* [DIRECTIONS FOR THIS TASK] Set down the material once more, exactly as it appears.

* [MATERIAL SHOWN]
□ □ □ □

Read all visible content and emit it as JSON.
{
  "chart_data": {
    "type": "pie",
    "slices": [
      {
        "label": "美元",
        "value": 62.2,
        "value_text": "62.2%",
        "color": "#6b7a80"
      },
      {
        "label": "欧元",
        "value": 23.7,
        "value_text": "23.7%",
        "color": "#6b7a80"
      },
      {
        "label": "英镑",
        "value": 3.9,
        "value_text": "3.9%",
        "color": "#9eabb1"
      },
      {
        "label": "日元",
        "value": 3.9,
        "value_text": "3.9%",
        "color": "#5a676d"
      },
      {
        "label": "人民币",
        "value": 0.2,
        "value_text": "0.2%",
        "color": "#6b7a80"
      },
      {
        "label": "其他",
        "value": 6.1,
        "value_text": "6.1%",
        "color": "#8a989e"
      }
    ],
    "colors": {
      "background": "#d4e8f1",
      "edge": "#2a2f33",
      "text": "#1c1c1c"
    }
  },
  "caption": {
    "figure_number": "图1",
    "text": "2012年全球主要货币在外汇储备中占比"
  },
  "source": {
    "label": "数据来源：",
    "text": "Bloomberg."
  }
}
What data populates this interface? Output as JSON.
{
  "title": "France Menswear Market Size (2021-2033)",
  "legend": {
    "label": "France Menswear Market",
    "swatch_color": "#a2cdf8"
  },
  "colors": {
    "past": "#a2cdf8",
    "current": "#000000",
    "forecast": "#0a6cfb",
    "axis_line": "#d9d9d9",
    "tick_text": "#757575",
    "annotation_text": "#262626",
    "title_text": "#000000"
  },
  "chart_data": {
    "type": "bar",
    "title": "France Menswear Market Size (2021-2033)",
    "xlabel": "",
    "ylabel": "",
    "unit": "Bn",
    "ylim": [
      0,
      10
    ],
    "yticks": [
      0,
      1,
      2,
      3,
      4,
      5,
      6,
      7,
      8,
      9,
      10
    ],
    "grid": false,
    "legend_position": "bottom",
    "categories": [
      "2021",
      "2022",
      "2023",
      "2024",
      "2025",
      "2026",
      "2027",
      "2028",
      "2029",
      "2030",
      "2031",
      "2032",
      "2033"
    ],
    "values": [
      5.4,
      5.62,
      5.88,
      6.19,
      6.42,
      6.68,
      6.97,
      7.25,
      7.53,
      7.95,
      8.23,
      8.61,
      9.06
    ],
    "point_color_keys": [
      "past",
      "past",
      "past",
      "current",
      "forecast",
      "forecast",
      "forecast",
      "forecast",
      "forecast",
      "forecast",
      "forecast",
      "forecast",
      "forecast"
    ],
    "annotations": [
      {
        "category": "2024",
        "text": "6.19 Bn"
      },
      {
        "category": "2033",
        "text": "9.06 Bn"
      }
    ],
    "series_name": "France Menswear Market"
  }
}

□ □ □ □

* [THE OUTPUT]
Read all visible content and emit it as JSON.
{
  "chart_data": {
    "type": "pie",
    "slices": [
      {
        "label": "美元",
        "value": 62.2,
        "value_text": "62.2%",
        "color": "#6b7a80"
      },
      {
        "label": "欧元",
        "value": 23.7,
        "value_text": "23.7%",
        "color": "#6b7a80"
      },
      {
        "label": "英镑",
        "value": 3.9,
        "value_text": "3.9%",
        "color": "#9eabb1"
      },
      {
        "label": "日元",
        "value": 3.9,
        "value_text": "3.9%",
        "color": "#5a676d"
      },
      {
        "label": "人民币",
        "value": 0.2,
        "value_text": "0.2%",
        "color": "#6b7a80"
      },
      {
        "label": "其他",
        "value": 6.1,
        "value_text": "6.1%",
        "color": "#8a989e"
      }
    ],
    "colors": {
      "background": "#d4e8f1",
      "edge": "#2a2f33",
      "text": "#1c1c1c"
    }
  },
  "caption": {
    "figure_number": "图1",
    "text": "2012年全球主要货币在外汇储备中占比"
  },
  "source": {
    "label": "数据来源：",
    "text": "Bloomberg."
  }
}
What data populates this interface? Output as JSON.
{
  "title": "France Menswear Market Size (2021-2033)",
  "legend": {
    "label": "France Menswear Market",
    "swatch_color": "#a2cdf8"
  },
  "colors": {
    "past": "#a2cdf8",
    "current": "#000000",
    "forecast": "#0a6cfb",
    "axis_line": "#d9d9d9",
    "tick_text": "#757575",
    "annotation_text": "#262626",
    "title_text": "#000000"
  },
  "chart_data": {
    "type": "bar",
    "title": "France Menswear Market Size (2021-2033)",
    "xlabel": "",
    "ylabel": "",
    "unit": "Bn",
    "ylim": [
      0,
      10
    ],
    "yticks": [
      0,
      1,
      2,
      3,
      4,
      5,
      6,
      7,
      8,
      9,
      10
    ],
    "grid": false,
    "legend_position": "bottom",
    "categories": [
      "2021",
      "2022",
      "2023",
      "2024",
      "2025",
      "2026",
      "2027",
      "2028",
      "2029",
      "2030",
      "2031",
      "2032",
      "2033"
    ],
    "values": [
      5.4,
      5.62,
      5.88,
      6.19,
      6.42,
      6.68,
      6.97,
      7.25,
      7.53,
      7.95,
      8.23,
      8.61,
      9.06
    ],
    "point_color_keys": [
      "past",
      "past",
      "past",
      "current",
      "forecast",
      "forecast",
      "forecast",
      "forecast",
      "forecast",
      "forecast",
      "forecast",
      "forecast",
      "forecast"
    ],
    "annotations": [
      {
        "category": "2024",
        "text": "6.19 Bn"
      },
      {
        "category": "2033",
        "text": "9.06 Bn"
      }
    ],
    "series_name": "France Menswear Market"
  }
}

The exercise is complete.